» **WORK INSTRUCTION**
Every entry needs to be reproduced exactly.

DATA TO EXAMINE Start Marker

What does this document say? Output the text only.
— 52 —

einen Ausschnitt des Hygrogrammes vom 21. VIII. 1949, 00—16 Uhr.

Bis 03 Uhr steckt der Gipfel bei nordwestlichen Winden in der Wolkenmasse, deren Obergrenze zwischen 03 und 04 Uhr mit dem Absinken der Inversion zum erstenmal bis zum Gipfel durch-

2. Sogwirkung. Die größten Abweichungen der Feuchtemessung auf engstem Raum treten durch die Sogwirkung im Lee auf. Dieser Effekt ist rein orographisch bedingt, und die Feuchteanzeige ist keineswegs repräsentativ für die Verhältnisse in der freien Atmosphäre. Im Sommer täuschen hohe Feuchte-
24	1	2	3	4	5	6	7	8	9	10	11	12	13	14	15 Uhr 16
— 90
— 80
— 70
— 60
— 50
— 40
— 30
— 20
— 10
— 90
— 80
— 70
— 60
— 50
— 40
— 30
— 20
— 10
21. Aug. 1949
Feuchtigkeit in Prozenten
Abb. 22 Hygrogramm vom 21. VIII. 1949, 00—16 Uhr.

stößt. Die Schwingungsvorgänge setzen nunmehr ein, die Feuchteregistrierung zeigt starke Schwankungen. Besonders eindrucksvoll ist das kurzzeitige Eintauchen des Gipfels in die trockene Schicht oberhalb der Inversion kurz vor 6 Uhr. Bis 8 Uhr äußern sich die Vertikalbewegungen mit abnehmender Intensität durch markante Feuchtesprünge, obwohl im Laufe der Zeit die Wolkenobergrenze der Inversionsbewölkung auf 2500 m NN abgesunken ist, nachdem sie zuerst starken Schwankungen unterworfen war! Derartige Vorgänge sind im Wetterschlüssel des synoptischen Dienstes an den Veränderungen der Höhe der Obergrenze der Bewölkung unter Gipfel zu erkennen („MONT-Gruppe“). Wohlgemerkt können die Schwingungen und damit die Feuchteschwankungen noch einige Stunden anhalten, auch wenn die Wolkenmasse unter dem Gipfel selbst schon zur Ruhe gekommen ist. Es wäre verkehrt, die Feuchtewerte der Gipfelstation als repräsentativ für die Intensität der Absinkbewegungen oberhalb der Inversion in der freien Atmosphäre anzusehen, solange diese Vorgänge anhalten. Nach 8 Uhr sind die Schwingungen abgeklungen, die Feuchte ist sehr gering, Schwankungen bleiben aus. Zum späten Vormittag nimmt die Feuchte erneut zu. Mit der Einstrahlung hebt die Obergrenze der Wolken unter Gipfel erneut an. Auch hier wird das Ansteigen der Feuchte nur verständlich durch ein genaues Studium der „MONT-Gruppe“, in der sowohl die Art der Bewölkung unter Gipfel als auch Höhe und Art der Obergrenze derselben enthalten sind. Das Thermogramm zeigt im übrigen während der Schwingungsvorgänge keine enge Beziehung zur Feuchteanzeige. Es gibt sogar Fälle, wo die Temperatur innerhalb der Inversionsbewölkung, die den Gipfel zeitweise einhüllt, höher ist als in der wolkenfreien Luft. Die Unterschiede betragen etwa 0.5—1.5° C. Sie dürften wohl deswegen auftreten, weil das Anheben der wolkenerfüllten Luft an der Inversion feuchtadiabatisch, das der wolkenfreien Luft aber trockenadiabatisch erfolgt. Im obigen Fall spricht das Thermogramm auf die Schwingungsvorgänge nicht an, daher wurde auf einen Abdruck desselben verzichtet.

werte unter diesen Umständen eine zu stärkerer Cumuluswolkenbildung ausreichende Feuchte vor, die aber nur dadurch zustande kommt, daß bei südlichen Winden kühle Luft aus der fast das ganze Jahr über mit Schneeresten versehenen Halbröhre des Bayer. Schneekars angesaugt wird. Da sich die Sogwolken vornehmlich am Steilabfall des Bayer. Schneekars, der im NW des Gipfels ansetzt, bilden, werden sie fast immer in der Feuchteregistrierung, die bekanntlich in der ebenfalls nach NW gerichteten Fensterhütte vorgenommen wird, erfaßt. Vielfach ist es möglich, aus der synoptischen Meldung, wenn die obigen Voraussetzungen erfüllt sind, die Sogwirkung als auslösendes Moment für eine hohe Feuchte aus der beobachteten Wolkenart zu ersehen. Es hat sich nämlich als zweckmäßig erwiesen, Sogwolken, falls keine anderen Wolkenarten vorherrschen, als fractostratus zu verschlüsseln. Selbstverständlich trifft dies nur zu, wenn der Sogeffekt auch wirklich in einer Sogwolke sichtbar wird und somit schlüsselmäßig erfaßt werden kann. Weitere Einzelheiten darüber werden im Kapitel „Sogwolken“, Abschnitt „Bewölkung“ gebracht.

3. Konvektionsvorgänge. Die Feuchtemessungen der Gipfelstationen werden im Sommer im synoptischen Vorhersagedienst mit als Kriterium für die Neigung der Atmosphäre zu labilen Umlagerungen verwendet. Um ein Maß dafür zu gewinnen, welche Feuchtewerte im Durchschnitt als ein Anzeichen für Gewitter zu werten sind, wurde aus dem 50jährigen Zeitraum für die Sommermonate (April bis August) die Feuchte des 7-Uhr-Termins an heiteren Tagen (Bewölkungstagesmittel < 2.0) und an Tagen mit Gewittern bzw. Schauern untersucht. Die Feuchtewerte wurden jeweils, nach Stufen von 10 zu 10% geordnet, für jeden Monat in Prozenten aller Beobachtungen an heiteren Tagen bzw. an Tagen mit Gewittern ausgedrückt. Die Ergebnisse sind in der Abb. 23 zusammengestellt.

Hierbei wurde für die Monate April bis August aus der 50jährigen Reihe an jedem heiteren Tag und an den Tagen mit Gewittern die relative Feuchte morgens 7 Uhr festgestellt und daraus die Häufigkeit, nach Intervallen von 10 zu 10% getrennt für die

DATA TO EXAMINE End Marker

» **COMPLETED EXERCISE**
What does this document say? Output the text only.
— 52 —

einen Ausschnitt des Hygrogrammes vom 21. VIII. 1949, 00—16 Uhr.

Bis 03 Uhr steckt der Gipfel bei nordwestlichen Winden in der Wolkenmasse, deren Obergrenze zwischen 03 und 04 Uhr mit dem Absinken der Inversion zum erstenmal bis zum Gipfel durch-

2. Sogwirkung. Die größten Abweichungen der Feuchtemessung auf engstem Raum treten durch die Sogwirkung im Lee auf. Dieser Effekt ist rein orographisch bedingt, und die Feuchteanzeige ist keineswegs repräsentativ für die Verhältnisse in der freien Atmosphäre. Im Sommer täuschen hohe Feuchte-
24	1	2	3	4	5	6	7	8	9	10	11	12	13	14	15 Uhr 16
— 90
— 80
— 70
— 60
— 50
— 40
— 30
— 20
— 10
— 90
— 80
— 70
— 60
— 50
— 40
— 30
— 20
— 10
21. Aug. 1949
Feuchtigkeit in Prozenten
Abb. 22 Hygrogramm vom 21. VIII. 1949, 00—16 Uhr.

stößt. Die Schwingungsvorgänge setzen nunmehr ein, die Feuchteregistrierung zeigt starke Schwankungen. Besonders eindrucksvoll ist das kurzzeitige Eintauchen des Gipfels in die trockene Schicht oberhalb der Inversion kurz vor 6 Uhr. Bis 8 Uhr äußern sich die Vertikalbewegungen mit abnehmender Intensität durch markante Feuchtesprünge, obwohl im Laufe der Zeit die Wolkenobergrenze der Inversionsbewölkung auf 2500 m NN abgesunken ist, nachdem sie zuerst starken Schwankungen unterworfen war! Derartige Vorgänge sind im Wetterschlüssel des synoptischen Dienstes an den Veränderungen der Höhe der Obergrenze der Bewölkung unter Gipfel zu erkennen („MONT-Gruppe“). Wohlgemerkt können die Schwingungen und damit die Feuchteschwankungen noch einige Stunden anhalten, auch wenn die Wolkenmasse unter dem Gipfel selbst schon zur Ruhe gekommen ist. Es wäre verkehrt, die Feuchtewerte der Gipfelstation als repräsentativ für die Intensität der Absinkbewegungen oberhalb der Inversion in der freien Atmosphäre anzusehen, solange diese Vorgänge anhalten. Nach 8 Uhr sind die Schwingungen abgeklungen, die Feuchte ist sehr gering, Schwankungen bleiben aus. Zum späten Vormittag nimmt die Feuchte erneut zu. Mit der Einstrahlung hebt die Obergrenze der Wolken unter Gipfel erneut an. Auch hier wird das Ansteigen der Feuchte nur verständlich durch ein genaues Studium der „MONT-Gruppe“, in der sowohl die Art der Bewölkung unter Gipfel als auch Höhe und Art der Obergrenze derselben enthalten sind. Das Thermogramm zeigt im übrigen während der Schwingungsvorgänge keine enge Beziehung zur Feuchteanzeige. Es gibt sogar Fälle, wo die Temperatur innerhalb der Inversionsbewölkung, die den Gipfel zeitweise einhüllt, höher ist als in der wolkenfreien Luft. Die Unterschiede betragen etwa 0.5—1.5° C. Sie dürften wohl deswegen auftreten, weil das Anheben der wolkenerfüllten Luft an der Inversion feuchtadiabatisch, das der wolkenfreien Luft aber trockenadiabatisch erfolgt. Im obigen Fall spricht das Thermogramm auf die Schwingungsvorgänge nicht an, daher wurde auf einen Abdruck desselben verzichtet.

werte unter diesen Umständen eine zu stärkerer Cumuluswolkenbildung ausreichende Feuchte vor, die aber nur dadurch zustande kommt, daß bei südlichen Winden kühle Luft aus der fast das ganze Jahr über mit Schneeresten versehenen Halbröhre des Bayer. Schneekars angesaugt wird. Da sich die Sogwolken vornehmlich am Steilabfall des Bayer. Schneekars, der im NW des Gipfels ansetzt, bilden, werden sie fast immer in der Feuchteregistrierung, die bekanntlich in der ebenfalls nach NW gerichteten Fensterhütte vorgenommen wird, erfaßt. Vielfach ist es möglich, aus der synoptischen Meldung, wenn die obigen Voraussetzungen erfüllt sind, die Sogwirkung als auslösendes Moment für eine hohe Feuchte aus der beobachteten Wolkenart zu ersehen. Es hat sich nämlich als zweckmäßig erwiesen, Sogwolken, falls keine anderen Wolkenarten vorherrschen, als fractostratus zu verschlüsseln. Selbstverständlich trifft dies nur zu, wenn der Sogeffekt auch wirklich in einer Sogwolke sichtbar wird und somit schlüsselmäßig erfaßt werden kann. Weitere Einzelheiten darüber werden im Kapitel „Sogwolken“, Abschnitt „Bewölkung“ gebracht.

3. Konvektionsvorgänge. Die Feuchtemessungen der Gipfelstationen werden im Sommer im synoptischen Vorhersagedienst mit als Kriterium für die Neigung der Atmosphäre zu labilen Umlagerungen verwendet. Um ein Maß dafür zu gewinnen, welche Feuchtewerte im Durchschnitt als ein Anzeichen für Gewitter zu werten sind, wurde aus dem 50jährigen Zeitraum für die Sommermonate (April bis August) die Feuchte des 7-Uhr-Termins an heiteren Tagen (Bewölkungstagesmittel < 2.0) und an Tagen mit Gewittern bzw. Schauern untersucht. Die Feuchtewerte wurden jeweils, nach Stufen von 10 zu 10% geordnet, für jeden Monat in Prozenten aller Beobachtungen an heiteren Tagen bzw. an Tagen mit Gewittern ausgedrückt. Die Ergebnisse sind in der Abb. 23 zusammengestellt.

Hierbei wurde für die Monate April bis August aus der 50jährigen Reihe an jedem heiteren Tag und an den Tagen mit Gewittern die relative Feuchte morgens 7 Uhr festgestellt und daraus die Häufigkeit, nach Intervallen von 10 zu 10% getrennt für die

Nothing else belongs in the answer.